— start of TASK INPUTS —

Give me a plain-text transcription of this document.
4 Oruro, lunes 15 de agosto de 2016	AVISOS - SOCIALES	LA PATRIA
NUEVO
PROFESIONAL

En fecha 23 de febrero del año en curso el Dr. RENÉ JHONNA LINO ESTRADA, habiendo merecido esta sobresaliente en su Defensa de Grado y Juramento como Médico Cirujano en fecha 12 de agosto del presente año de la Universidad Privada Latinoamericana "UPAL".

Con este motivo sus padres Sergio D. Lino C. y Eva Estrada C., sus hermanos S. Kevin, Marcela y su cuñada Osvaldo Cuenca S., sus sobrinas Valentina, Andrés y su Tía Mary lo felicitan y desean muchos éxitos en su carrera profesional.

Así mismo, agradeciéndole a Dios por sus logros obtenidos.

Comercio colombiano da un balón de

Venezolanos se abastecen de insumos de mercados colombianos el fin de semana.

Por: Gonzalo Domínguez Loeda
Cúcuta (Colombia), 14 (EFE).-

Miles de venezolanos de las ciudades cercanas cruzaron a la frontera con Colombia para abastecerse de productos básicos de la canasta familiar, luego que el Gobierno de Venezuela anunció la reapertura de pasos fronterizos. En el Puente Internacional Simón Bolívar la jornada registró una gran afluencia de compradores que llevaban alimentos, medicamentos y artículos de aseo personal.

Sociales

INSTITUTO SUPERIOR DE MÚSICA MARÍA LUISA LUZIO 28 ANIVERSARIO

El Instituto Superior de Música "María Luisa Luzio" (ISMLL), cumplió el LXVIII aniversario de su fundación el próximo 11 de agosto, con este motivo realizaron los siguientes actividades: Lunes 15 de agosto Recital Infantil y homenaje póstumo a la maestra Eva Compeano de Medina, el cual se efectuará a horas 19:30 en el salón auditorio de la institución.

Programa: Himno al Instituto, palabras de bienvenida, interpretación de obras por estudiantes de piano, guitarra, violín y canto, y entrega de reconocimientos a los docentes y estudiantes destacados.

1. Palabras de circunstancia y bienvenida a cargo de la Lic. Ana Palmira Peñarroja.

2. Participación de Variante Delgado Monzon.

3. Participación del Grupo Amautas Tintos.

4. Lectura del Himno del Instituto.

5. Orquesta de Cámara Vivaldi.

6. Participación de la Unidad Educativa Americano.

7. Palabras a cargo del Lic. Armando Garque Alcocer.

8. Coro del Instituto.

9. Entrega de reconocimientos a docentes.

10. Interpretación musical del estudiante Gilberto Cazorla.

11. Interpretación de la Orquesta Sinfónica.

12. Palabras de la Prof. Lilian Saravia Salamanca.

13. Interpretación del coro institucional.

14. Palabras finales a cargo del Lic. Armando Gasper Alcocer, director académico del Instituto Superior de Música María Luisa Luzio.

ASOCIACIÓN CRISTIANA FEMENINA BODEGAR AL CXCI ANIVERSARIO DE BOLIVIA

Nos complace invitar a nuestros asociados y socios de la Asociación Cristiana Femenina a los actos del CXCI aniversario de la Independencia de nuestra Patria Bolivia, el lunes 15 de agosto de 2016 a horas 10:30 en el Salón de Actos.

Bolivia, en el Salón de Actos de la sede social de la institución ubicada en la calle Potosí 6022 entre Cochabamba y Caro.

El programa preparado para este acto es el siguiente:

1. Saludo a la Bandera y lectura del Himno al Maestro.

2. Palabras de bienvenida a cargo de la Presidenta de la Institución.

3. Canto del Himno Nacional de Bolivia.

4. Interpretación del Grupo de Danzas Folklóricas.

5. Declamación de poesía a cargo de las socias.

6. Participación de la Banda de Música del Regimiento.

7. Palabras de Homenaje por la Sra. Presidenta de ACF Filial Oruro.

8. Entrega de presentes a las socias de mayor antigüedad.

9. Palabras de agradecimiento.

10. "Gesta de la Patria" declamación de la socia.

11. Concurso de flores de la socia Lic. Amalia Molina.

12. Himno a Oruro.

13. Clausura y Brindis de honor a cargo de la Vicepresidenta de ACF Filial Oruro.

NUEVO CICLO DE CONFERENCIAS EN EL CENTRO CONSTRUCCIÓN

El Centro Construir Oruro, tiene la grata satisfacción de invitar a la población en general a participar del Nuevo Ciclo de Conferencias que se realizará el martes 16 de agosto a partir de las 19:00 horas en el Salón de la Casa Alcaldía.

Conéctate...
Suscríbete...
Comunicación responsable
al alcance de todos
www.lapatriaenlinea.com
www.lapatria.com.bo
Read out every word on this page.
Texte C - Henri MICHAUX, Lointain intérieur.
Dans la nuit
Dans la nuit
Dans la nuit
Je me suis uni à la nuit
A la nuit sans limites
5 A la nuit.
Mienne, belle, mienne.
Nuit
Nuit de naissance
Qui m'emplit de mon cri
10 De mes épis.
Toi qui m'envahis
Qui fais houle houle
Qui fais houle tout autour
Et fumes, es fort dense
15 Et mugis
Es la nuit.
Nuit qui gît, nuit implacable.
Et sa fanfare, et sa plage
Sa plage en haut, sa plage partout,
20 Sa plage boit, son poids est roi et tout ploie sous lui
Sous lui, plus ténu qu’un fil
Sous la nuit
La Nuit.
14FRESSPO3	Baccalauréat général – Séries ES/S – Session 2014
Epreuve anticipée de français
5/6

— end of TASK INPUTS —

_TASK DETAILS_:
Exactly as written, give the line containing "Read out every word on this page." and all remaining lines of the records.

_SOLUTION TO THIS PROBLEM_:
Read out every word on this page.
Texte C - Henri MICHAUX, Lointain intérieur.
Dans la nuit
Dans la nuit
Dans la nuit
Je me suis uni à la nuit
A la nuit sans limites
5 A la nuit.
Mienne, belle, mienne.
Nuit
Nuit de naissance
Qui m'emplit de mon cri
10 De mes épis.
Toi qui m'envahis
Qui fais houle houle
Qui fais houle tout autour
Et fumes, es fort dense
15 Et mugis
Es la nuit.
Nuit qui gît, nuit implacable.
Et sa fanfare, et sa plage
Sa plage en haut, sa plage partout,
20 Sa plage boit, son poids est roi et tout ploie sous lui
Sous lui, plus ténu qu’un fil
Sous la nuit
La Nuit.
14FRESSPO3	Baccalauréat général – Séries ES/S – Session 2014
Epreuve anticipée de français
5/6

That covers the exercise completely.